▸ **Task details**: Pull out each line of the items below that contains the string "FyAufbau". Case counts.

[Data listing]
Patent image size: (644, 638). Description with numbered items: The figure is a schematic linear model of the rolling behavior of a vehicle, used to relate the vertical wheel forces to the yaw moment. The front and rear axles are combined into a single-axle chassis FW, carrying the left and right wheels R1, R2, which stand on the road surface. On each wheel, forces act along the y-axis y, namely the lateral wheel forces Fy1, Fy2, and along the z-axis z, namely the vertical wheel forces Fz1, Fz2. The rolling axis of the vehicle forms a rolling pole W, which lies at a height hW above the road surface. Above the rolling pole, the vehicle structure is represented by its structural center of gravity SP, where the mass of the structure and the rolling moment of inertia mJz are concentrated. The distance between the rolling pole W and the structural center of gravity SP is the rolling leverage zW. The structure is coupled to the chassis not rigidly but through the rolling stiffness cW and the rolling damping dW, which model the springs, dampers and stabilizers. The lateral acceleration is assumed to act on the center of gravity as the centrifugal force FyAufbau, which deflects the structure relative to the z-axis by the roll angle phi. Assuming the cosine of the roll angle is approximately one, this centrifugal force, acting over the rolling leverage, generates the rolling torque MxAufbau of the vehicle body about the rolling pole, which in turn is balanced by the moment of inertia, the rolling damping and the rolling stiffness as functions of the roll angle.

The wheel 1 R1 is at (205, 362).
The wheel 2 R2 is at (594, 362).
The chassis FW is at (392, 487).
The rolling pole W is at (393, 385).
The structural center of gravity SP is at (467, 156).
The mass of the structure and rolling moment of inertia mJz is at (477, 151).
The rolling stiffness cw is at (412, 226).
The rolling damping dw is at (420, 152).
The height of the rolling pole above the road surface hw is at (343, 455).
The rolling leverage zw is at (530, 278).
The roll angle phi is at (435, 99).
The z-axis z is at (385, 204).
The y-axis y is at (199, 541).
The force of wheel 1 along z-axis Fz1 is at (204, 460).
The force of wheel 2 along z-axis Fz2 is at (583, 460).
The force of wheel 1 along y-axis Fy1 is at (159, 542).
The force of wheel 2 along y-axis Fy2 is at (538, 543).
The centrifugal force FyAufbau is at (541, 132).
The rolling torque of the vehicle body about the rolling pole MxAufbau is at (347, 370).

▸ **Output for this exercise**:
Patent image size: (644, 638). Description with numbered items: The figure is a schematic linear model of the rolling behavior of a vehicle, used to relate the vertical wheel forces to the yaw moment. The front and rear axles are combined into a single-axle chassis FW, carrying the left and right wheels R1, R2, which stand on the road surface. On each wheel, forces act along the y-axis y, namely the lateral wheel forces Fy1, Fy2, and along the z-axis z, namely the vertical wheel forces Fz1, Fz2. The rolling axis of the vehicle forms a rolling pole W, which lies at a height hW above the road surface. Above the rolling pole, the vehicle structure is represented by its structural center of gravity SP, where the mass of the structure and the rolling moment of inertia mJz are concentrated. The distance between the rolling pole W and the structural center of gravity SP is the rolling leverage zW. The structure is coupled to the chassis not rigidly but through the rolling stiffness cW and the rolling damping dW, which model the springs, dampers and stabilizers. The lateral acceleration is assumed to act on the center of gravity as the centrifugal force FyAufbau, which deflects the structure relative to the z-axis by the roll angle phi. Assuming the cosine of the roll angle is approximately one, this centrifugal force, acting over the rolling leverage, generates the rolling torque MxAufbau of the vehicle body about the rolling pole, which in turn is balanced by the moment of inertia, the rolling damping and the rolling stiffness as functions of the roll angle.
The centrifugal force FyAufbau is at (541, 132).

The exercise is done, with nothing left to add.